=== Requirements ===
All of the entries must be reproduced exactly, with no images carried over.

** start Input rows **

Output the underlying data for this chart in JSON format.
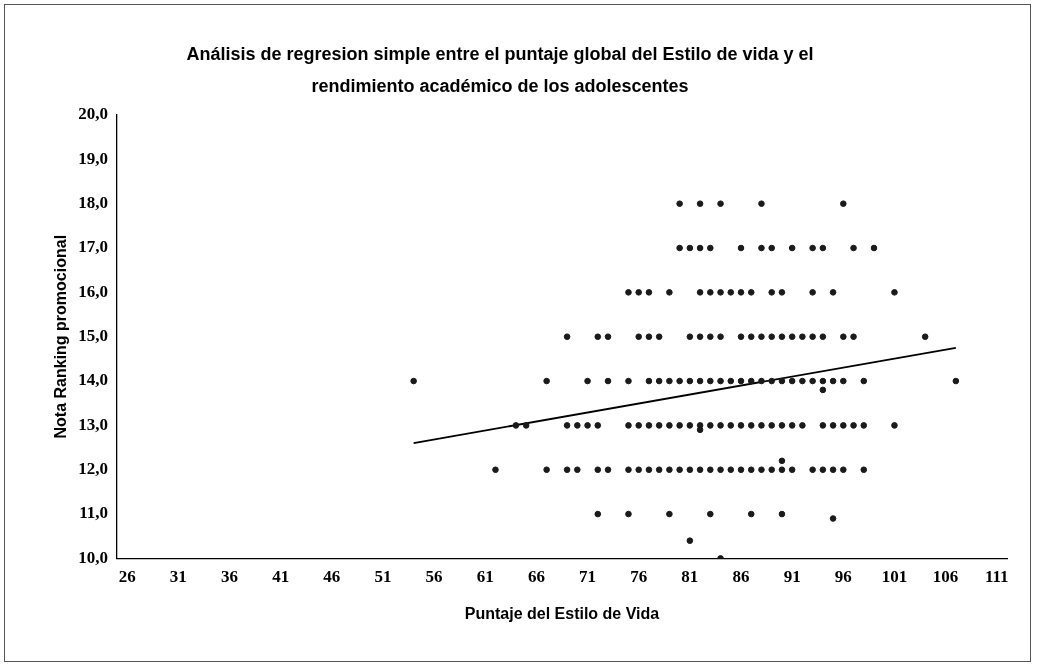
{
  "chart_data": {
    "type": "scatter",
    "title": "Análisis de regresion simple entre el puntaje global del Estilo de vida y el rendimiento académico de los adolescentes",
    "xlabel": "Puntaje del Estilo de Vida",
    "ylabel": "Nota Ranking promocional",
    "xlim": [
      25,
      112
    ],
    "xticks": [
      26,
      31,
      36,
      41,
      46,
      51,
      56,
      61,
      66,
      71,
      76,
      81,
      86,
      91,
      96,
      101,
      106,
      111
    ],
    "ylim": [
      10,
      20
    ],
    "yticks": [
      {
        "value": 10,
        "label": "10,0"
      },
      {
        "value": 11,
        "label": "11,0"
      },
      {
        "value": 12,
        "label": "12,0"
      },
      {
        "value": 13,
        "label": "13,0"
      },
      {
        "value": 14,
        "label": "14,0"
      },
      {
        "value": 15,
        "label": "15,0"
      },
      {
        "value": 16,
        "label": "16,0"
      },
      {
        "value": 17,
        "label": "17,0"
      },
      {
        "value": 18,
        "label": "18,0"
      },
      {
        "value": 19,
        "label": "19,0"
      },
      {
        "value": 20,
        "label": "20,0"
      }
    ],
    "grid": false,
    "legend": false,
    "series": [
      {
        "type": "scatter",
        "color": "#1a1a1a",
        "marker": "circle",
        "x": [
          80,
          82,
          84,
          88,
          96,
          80,
          81,
          82,
          83,
          86,
          88,
          89,
          91,
          93,
          94,
          97,
          99,
          75,
          76,
          77,
          79,
          82,
          83,
          84,
          85,
          86,
          87,
          89,
          90,
          93,
          95,
          101,
          69,
          72,
          73,
          76,
          77,
          78,
          81,
          82,
          83,
          84,
          86,
          87,
          88,
          89,
          90,
          91,
          92,
          93,
          94,
          96,
          97,
          104,
          54,
          67,
          71,
          73,
          75,
          77,
          78,
          79,
          80,
          81,
          82,
          83,
          84,
          85,
          86,
          87,
          88,
          89,
          90,
          91,
          92,
          93,
          94,
          95,
          96,
          98,
          107,
          94,
          64,
          65,
          69,
          70,
          71,
          72,
          75,
          76,
          77,
          78,
          79,
          80,
          81,
          82,
          83,
          84,
          85,
          86,
          87,
          88,
          89,
          90,
          91,
          92,
          94,
          95,
          96,
          97,
          98,
          101,
          82,
          62,
          67,
          69,
          70,
          72,
          73,
          75,
          76,
          77,
          78,
          79,
          80,
          81,
          82,
          83,
          84,
          85,
          86,
          87,
          88,
          89,
          90,
          91,
          93,
          94,
          95,
          96,
          98,
          90,
          72,
          75,
          79,
          83,
          87,
          90,
          95,
          81,
          84
        ],
        "values": [
          18,
          18,
          18,
          18,
          18,
          17,
          17,
          17,
          17,
          17,
          17,
          17,
          17,
          17,
          17,
          17,
          17,
          16,
          16,
          16,
          16,
          16,
          16,
          16,
          16,
          16,
          16,
          16,
          16,
          16,
          16,
          16,
          15,
          15,
          15,
          15,
          15,
          15,
          15,
          15,
          15,
          15,
          15,
          15,
          15,
          15,
          15,
          15,
          15,
          15,
          15,
          15,
          15,
          15,
          14,
          14,
          14,
          14,
          14,
          14,
          14,
          14,
          14,
          14,
          14,
          14,
          14,
          14,
          14,
          14,
          14,
          14,
          14,
          14,
          14,
          14,
          14,
          14,
          14,
          14,
          14,
          13.8,
          13,
          13,
          13,
          13,
          13,
          13,
          13,
          13,
          13,
          13,
          13,
          13,
          13,
          13,
          13,
          13,
          13,
          13,
          13,
          13,
          13,
          13,
          13,
          13,
          13,
          13,
          13,
          13,
          13,
          13,
          12.9,
          12,
          12,
          12,
          12,
          12,
          12,
          12,
          12,
          12,
          12,
          12,
          12,
          12,
          12,
          12,
          12,
          12,
          12,
          12,
          12,
          12,
          12,
          12,
          12,
          12,
          12,
          12,
          12,
          12.2,
          11,
          11,
          11,
          11,
          11,
          11,
          10.9,
          10.4,
          10
        ]
      },
      {
        "type": "line",
        "color": "#000000",
        "marker": "none",
        "x": [
          54,
          107
        ],
        "values": [
          12.6,
          14.75
        ]
      }
    ]
  }
}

** end Input rows **

=== In response ===
Output the underlying data for this chart in JSON format.
{
  "chart_data": {
    "type": "scatter",
    "title": "Análisis de regresion simple entre el puntaje global del Estilo de vida y el rendimiento académico de los adolescentes",
    "xlabel": "Puntaje del Estilo de Vida",
    "ylabel": "Nota Ranking promocional",
    "xlim": [
      25,
      112
    ],
    "xticks": [
      26,
      31,
      36,
      41,
      46,
      51,
      56,
      61,
      66,
      71,
      76,
      81,
      86,
      91,
      96,
      101,
      106,
      111
    ],
    "ylim": [
      10,
      20
    ],
    "yticks": [
      {
        "value": 10,
        "label": "10,0"
      },
      {
        "value": 11,
        "label": "11,0"
      },
      {
        "value": 12,
        "label": "12,0"
      },
      {
        "value": 13,
        "label": "13,0"
      },
      {
        "value": 14,
        "label": "14,0"
      },
      {
        "value": 15,
        "label": "15,0"
      },
      {
        "value": 16,
        "label": "16,0"
      },
      {
        "value": 17,
        "label": "17,0"
      },
      {
        "value": 18,
        "label": "18,0"
      },
      {
        "value": 19,
        "label": "19,0"
      },
      {
        "value": 20,
        "label": "20,0"
      }
    ],
    "grid": false,
    "legend": false,
    "series": [
      {
        "type": "scatter",
        "color": "#1a1a1a",
        "marker": "circle",
        "x": [
          80,
          82,
          84,
          88,
          96,
          80,
          81,
          82,
          83,
          86,
          88,
          89,
          91,
          93,
          94,
          97,
          99,
          75,
          76,
          77,
          79,
          82,
          83,
          84,
          85,
          86,
          87,
          89,
          90,
          93,
          95,
          101,
          69,
          72,
          73,
          76,
          77,
          78,
          81,
          82,
          83,
          84,
          86,
          87,
          88,
          89,
          90,
          91,
          92,
          93,
          94,
          96,
          97,
          104,
          54,
          67,
          71,
          73,
          75,
          77,
          78,
          79,
          80,
          81,
          82,
          83,
          84,
          85,
          86,
          87,
          88,
          89,
          90,
          91,
          92,
          93,
          94,
          95,
          96,
          98,
          107,
          94,
          64,
          65,
          69,
          70,
          71,
          72,
          75,
          76,
          77,
          78,
          79,
          80,
          81,
          82,
          83,
          84,
          85,
          86,
          87,
          88,
          89,
          90,
          91,
          92,
          94,
          95,
          96,
          97,
          98,
          101,
          82,
          62,
          67,
          69,
          70,
          72,
          73,
          75,
          76,
          77,
          78,
          79,
          80,
          81,
          82,
          83,
          84,
          85,
          86,
          87,
          88,
          89,
          90,
          91,
          93,
          94,
          95,
          96,
          98,
          90,
          72,
          75,
          79,
          83,
          87,
          90,
          95,
          81,
          84
        ],
        "values": [
          18,
          18,
          18,
          18,
          18,
          17,
          17,
          17,
          17,
          17,
          17,
          17,
          17,
          17,
          17,
          17,
          17,
          16,
          16,
          16,
          16,
          16,
          16,
          16,
          16,
          16,
          16,
          16,
          16,
          16,
          16,
          16,
          15,
          15,
          15,
          15,
          15,
          15,
          15,
          15,
          15,
          15,
          15,
          15,
          15,
          15,
          15,
          15,
          15,
          15,
          15,
          15,
          15,
          15,
          14,
          14,
          14,
          14,
          14,
          14,
          14,
          14,
          14,
          14,
          14,
          14,
          14,
          14,
          14,
          14,
          14,
          14,
          14,
          14,
          14,
          14,
          14,
          14,
          14,
          14,
          14,
          13.8,
          13,
          13,
          13,
          13,
          13,
          13,
          13,
          13,
          13,
          13,
          13,
          13,
          13,
          13,
          13,
          13,
          13,
          13,
          13,
          13,
          13,
          13,
          13,
          13,
          13,
          13,
          13,
          13,
          13,
          13,
          12.9,
          12,
          12,
          12,
          12,
          12,
          12,
          12,
          12,
          12,
          12,
          12,
          12,
          12,
          12,
          12,
          12,
          12,
          12,
          12,
          12,
          12,
          12,
          12,
          12,
          12,
          12,
          12,
          12,
          12.2,
          11,
          11,
          11,
          11,
          11,
          11,
          10.9,
          10.4,
          10
        ]
      },
      {
        "type": "line",
        "color": "#000000",
        "marker": "none",
        "x": [
          54,
          107
        ],
        "values": [
          12.6,
          14.75
        ]
      }
    ]
  }
}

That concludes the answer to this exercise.